- DATASET EXCERPTS -
** Begin **

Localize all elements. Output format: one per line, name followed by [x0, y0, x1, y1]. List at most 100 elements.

** End **
** Begin **

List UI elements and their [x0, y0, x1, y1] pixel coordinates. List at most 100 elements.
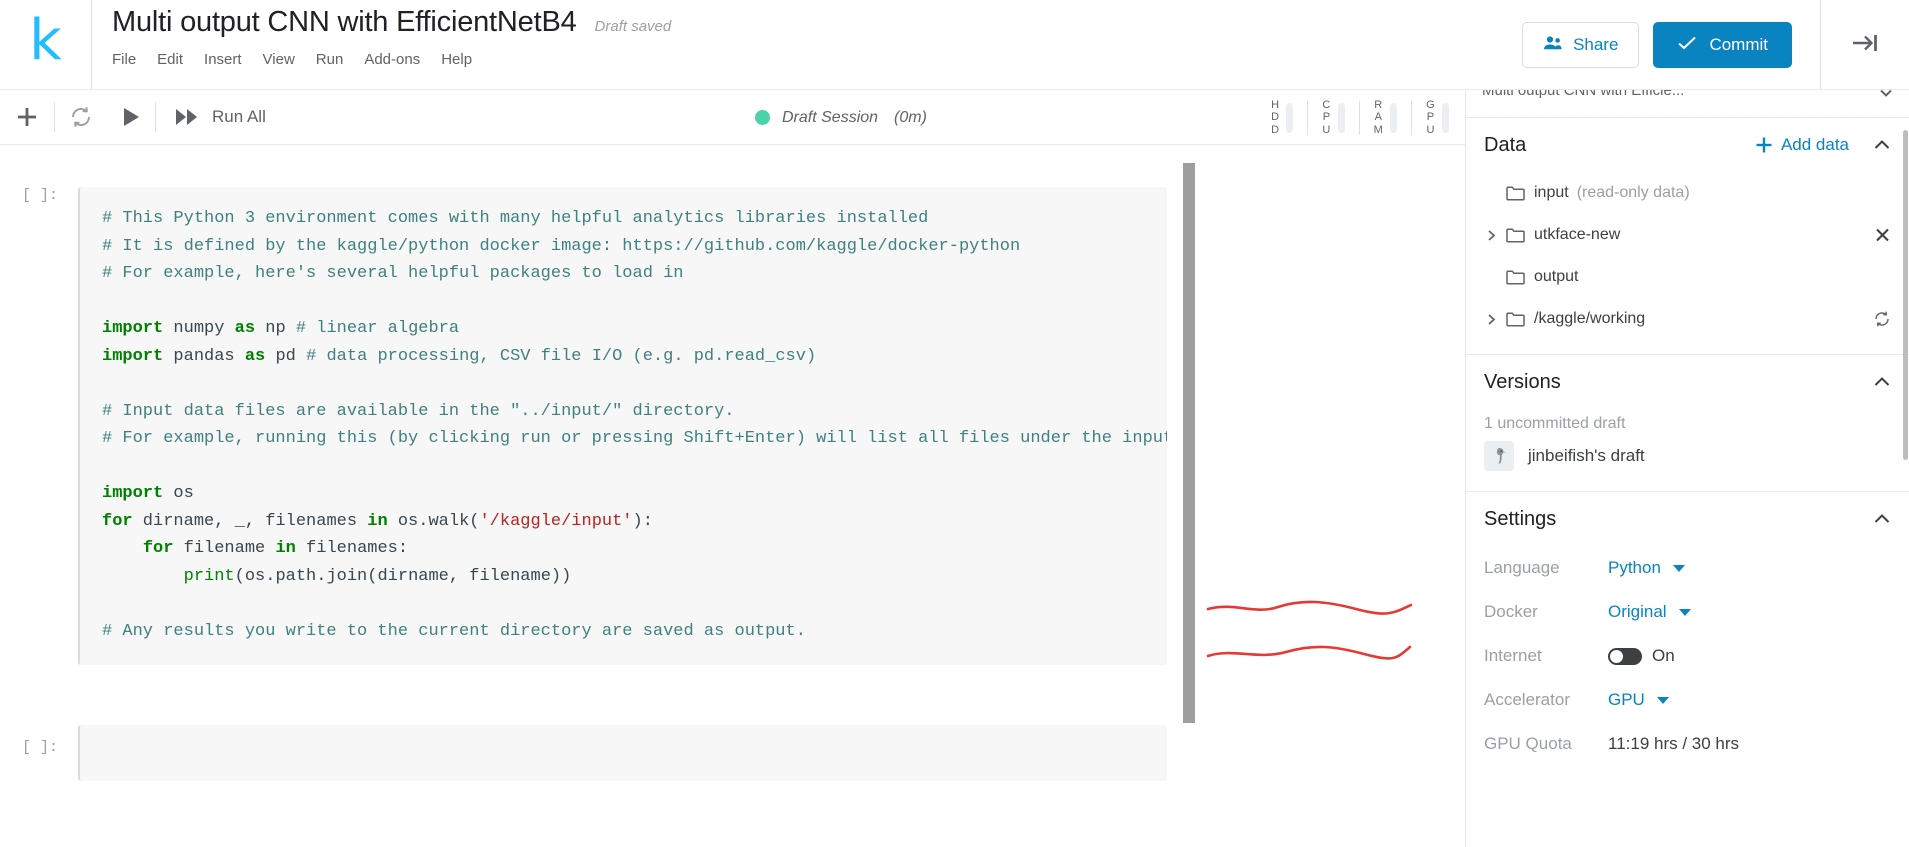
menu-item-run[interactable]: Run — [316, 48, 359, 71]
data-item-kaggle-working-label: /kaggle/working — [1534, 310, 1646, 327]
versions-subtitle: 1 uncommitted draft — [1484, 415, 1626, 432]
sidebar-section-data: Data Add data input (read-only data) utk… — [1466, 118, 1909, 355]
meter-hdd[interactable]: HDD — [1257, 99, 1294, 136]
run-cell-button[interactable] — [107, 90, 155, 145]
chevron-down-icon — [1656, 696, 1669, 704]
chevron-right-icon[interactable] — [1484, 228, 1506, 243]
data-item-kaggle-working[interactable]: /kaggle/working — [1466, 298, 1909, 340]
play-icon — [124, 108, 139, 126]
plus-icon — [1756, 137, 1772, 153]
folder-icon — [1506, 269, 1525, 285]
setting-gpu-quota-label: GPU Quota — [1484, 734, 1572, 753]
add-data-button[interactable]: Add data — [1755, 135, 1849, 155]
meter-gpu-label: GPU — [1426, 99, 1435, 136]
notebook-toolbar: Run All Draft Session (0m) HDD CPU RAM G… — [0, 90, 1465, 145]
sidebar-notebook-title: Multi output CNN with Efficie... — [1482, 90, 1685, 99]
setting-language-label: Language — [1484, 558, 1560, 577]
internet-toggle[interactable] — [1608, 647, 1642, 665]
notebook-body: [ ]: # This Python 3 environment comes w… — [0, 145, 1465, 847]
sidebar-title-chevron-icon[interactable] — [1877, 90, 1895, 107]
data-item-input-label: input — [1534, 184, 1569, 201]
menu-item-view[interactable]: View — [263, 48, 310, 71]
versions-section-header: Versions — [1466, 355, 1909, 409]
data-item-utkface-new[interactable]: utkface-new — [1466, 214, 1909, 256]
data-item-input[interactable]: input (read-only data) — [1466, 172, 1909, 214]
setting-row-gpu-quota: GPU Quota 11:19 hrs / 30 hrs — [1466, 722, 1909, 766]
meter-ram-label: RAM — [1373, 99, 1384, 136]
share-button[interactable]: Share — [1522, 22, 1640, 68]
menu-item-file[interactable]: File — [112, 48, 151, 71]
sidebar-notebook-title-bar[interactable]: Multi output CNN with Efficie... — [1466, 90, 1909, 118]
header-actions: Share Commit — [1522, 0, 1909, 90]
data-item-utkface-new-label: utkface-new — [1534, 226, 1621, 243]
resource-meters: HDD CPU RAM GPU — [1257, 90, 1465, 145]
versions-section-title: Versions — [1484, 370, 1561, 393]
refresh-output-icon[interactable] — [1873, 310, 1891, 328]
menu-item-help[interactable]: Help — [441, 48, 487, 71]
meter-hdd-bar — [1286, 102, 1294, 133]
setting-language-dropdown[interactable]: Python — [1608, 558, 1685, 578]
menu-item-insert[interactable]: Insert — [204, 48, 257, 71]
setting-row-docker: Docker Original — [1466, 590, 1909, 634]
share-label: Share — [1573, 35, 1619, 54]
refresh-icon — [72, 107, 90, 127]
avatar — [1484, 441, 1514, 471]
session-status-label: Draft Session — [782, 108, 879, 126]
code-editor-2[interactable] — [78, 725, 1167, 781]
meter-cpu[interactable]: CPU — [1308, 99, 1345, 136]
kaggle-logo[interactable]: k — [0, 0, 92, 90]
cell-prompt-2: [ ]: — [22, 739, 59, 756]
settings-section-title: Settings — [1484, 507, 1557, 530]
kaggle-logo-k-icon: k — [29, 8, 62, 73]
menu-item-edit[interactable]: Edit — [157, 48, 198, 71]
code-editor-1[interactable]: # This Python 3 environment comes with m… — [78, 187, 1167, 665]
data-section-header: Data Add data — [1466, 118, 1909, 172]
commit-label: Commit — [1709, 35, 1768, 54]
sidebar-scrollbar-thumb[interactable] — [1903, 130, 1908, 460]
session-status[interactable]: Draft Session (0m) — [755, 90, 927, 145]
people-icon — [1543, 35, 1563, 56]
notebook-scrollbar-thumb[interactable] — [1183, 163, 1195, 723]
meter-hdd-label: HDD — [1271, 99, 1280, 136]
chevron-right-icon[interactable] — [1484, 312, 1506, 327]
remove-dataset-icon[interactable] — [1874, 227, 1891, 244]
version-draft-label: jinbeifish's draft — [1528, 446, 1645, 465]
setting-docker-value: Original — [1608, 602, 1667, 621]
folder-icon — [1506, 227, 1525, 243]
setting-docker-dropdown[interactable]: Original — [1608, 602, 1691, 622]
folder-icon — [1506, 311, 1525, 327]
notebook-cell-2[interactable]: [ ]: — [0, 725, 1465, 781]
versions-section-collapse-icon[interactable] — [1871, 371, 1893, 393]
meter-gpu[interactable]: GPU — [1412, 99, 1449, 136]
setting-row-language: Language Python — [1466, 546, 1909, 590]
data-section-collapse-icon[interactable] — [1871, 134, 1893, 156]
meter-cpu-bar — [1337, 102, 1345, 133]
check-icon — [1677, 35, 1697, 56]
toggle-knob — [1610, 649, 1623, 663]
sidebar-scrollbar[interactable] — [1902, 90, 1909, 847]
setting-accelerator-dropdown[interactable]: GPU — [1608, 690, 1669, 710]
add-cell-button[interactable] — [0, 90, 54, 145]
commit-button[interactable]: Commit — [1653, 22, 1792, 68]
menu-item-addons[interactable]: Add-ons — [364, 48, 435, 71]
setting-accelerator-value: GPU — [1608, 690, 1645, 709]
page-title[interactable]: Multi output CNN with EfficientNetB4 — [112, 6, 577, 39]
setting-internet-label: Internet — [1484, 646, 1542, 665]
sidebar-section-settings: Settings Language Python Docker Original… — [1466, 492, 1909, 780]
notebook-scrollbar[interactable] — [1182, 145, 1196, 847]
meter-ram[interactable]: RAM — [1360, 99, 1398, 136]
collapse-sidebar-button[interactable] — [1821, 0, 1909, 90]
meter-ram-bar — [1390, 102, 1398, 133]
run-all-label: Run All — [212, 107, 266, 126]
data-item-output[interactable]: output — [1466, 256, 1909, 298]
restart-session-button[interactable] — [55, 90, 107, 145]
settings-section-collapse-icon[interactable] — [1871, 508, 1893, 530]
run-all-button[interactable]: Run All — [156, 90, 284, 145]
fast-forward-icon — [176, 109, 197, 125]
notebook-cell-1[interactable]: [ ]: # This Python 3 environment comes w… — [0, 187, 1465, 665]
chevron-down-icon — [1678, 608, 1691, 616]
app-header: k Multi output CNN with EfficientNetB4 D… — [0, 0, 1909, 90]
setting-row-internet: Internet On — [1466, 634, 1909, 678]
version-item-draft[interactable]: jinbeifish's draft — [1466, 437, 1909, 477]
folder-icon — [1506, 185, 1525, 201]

** End **

- WHAT IS BEING ASKED -
Reproduce verbatim the stretch of the records from the line containing "List UI elements" through the line containing "internet-toggle[interactable] — [1608, 647, 1642, 665]", both lines included. Leave the picture out of your answer.

- TASK ANSWER -
List UI elements and their [x0, y0, x1, y1] pixel coordinates. List at most 100 elements.
menu-item-run[interactable]: Run — [316, 48, 359, 71]
data-item-kaggle-working-label: /kaggle/working — [1534, 310, 1646, 327]
versions-subtitle: 1 uncommitted draft — [1484, 415, 1626, 432]
sidebar-section-data: Data Add data input (read-only data) utk… — [1466, 118, 1909, 355]
meter-hdd[interactable]: HDD — [1257, 99, 1294, 136]
run-cell-button[interactable] — [107, 90, 155, 145]
chevron-down-icon — [1656, 696, 1669, 704]
chevron-right-icon[interactable] — [1484, 228, 1506, 243]
data-item-kaggle-working[interactable]: /kaggle/working — [1466, 298, 1909, 340]
play-icon — [124, 108, 139, 126]
plus-icon — [1756, 137, 1772, 153]
folder-icon — [1506, 269, 1525, 285]
setting-gpu-quota-label: GPU Quota — [1484, 734, 1572, 753]
add-data-button[interactable]: Add data — [1755, 135, 1849, 155]
meter-gpu-label: GPU — [1426, 99, 1435, 136]
notebook-toolbar: Run All Draft Session (0m) HDD CPU RAM G… — [0, 90, 1465, 145]
sidebar-notebook-title: Multi output CNN with Efficie... — [1482, 90, 1685, 99]
setting-language-label: Language — [1484, 558, 1560, 577]
internet-toggle[interactable] — [1608, 647, 1642, 665]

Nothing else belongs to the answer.